BEGIN RECORDS FOR THE TASK
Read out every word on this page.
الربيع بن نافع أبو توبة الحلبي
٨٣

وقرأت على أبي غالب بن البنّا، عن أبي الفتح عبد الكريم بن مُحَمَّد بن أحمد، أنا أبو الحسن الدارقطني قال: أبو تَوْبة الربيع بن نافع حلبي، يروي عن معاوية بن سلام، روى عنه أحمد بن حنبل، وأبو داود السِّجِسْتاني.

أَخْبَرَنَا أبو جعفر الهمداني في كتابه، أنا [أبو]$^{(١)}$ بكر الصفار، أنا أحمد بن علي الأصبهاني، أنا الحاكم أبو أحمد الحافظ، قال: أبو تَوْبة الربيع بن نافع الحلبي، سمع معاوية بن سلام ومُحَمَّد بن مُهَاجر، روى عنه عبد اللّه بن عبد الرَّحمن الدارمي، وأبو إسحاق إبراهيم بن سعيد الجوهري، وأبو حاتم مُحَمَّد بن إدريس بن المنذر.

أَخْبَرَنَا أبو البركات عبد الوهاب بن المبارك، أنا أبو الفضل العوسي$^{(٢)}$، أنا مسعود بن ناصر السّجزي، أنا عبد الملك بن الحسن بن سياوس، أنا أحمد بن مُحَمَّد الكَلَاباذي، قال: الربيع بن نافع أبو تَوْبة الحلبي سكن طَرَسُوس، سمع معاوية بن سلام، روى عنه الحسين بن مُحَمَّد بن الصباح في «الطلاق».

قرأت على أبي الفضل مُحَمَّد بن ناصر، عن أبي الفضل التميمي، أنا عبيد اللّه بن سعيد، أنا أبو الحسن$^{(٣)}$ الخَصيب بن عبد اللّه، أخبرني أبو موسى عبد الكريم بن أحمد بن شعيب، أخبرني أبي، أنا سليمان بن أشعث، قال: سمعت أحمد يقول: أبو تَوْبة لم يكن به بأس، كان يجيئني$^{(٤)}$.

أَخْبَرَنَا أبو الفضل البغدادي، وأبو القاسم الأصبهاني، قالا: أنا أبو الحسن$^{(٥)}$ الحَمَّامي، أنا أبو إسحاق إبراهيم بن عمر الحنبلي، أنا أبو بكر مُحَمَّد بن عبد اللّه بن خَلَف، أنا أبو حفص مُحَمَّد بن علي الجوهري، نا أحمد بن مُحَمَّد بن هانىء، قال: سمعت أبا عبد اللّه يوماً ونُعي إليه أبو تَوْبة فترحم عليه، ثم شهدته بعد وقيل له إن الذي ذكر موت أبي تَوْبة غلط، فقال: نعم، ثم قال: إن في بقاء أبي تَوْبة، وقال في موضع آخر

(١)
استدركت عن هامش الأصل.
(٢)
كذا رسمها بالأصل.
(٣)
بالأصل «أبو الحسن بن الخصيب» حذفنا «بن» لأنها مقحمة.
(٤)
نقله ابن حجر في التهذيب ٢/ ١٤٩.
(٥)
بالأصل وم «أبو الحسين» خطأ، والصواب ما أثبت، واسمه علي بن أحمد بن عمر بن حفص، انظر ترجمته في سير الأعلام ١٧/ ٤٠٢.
END RECORDS FOR THE TASK
BEGIN RECORDS FOR THE TASK
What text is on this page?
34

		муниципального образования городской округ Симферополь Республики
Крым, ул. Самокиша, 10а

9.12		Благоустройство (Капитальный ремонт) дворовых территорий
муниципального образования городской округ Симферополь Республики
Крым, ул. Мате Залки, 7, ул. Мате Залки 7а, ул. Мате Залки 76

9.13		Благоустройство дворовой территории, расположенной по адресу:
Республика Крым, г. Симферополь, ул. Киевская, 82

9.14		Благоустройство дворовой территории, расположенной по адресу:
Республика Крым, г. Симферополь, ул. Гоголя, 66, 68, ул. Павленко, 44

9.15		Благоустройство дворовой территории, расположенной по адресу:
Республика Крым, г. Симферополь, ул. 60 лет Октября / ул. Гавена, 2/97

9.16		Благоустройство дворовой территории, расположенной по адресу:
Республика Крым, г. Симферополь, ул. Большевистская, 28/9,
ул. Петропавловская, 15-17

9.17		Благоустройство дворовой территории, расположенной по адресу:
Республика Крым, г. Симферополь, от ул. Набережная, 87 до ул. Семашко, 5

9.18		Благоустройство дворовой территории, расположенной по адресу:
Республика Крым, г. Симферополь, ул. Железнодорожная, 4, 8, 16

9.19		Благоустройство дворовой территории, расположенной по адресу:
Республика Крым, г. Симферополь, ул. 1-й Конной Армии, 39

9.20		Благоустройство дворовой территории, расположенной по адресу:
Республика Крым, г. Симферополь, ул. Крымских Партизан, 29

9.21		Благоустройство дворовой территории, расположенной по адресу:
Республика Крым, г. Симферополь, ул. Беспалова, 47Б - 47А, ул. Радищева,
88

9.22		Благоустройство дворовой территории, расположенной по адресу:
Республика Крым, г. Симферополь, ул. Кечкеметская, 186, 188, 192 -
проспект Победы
END RECORDS FOR THE TASK
BEGIN RECORDS FOR THE TASK
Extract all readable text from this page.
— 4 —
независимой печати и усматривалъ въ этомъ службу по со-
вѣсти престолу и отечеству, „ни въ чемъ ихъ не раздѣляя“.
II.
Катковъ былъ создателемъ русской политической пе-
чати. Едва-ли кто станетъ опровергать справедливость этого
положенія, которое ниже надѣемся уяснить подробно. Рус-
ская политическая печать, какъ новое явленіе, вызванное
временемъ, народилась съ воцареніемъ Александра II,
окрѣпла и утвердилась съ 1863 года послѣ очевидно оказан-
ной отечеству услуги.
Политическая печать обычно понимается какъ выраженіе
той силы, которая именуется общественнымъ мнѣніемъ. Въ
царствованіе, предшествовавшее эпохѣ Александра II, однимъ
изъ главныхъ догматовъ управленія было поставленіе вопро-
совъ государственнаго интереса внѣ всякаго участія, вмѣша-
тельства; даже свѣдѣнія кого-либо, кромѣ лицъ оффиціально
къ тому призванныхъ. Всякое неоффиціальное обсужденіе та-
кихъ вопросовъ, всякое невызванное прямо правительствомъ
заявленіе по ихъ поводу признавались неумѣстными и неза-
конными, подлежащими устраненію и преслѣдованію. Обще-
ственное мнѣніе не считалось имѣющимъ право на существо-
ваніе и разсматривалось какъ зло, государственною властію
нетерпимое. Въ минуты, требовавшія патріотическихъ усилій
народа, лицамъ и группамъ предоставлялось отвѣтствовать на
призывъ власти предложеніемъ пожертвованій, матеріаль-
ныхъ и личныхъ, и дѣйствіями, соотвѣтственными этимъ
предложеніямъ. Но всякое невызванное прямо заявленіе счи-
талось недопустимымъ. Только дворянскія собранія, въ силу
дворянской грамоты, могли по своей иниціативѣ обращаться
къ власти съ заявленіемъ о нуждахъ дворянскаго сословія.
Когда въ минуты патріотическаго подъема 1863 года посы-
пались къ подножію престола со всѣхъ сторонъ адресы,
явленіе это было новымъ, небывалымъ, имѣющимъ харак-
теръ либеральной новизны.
END RECORDS FOR THE TASK
◆ **EXERCISE DETAILS**
Go through the records and gather the lines that hold "Благоустройство".

◆ **RESPONSE TO THE EXERCISE**
9.12		Благоустройство (Капитальный ремонт) дворовых территорий
9.13		Благоустройство дворовой территории, расположенной по адресу:
9.14		Благоустройство дворовой территории, расположенной по адресу:
9.15		Благоустройство дворовой территории, расположенной по адресу:
9.16		Благоустройство дворовой территории, расположенной по адресу:
9.17		Благоустройство дворовой территории, расположенной по адресу:
9.18		Благоустройство дворовой территории, расположенной по адресу:
9.19		Благоустройство дворовой территории, расположенной по адресу:
9.20		Благоустройство дворовой территории, расположенной по адресу:
9.21		Благоустройство дворовой территории, расположенной по адресу:
9.22		Благоустройство дворовой территории, расположенной по адресу:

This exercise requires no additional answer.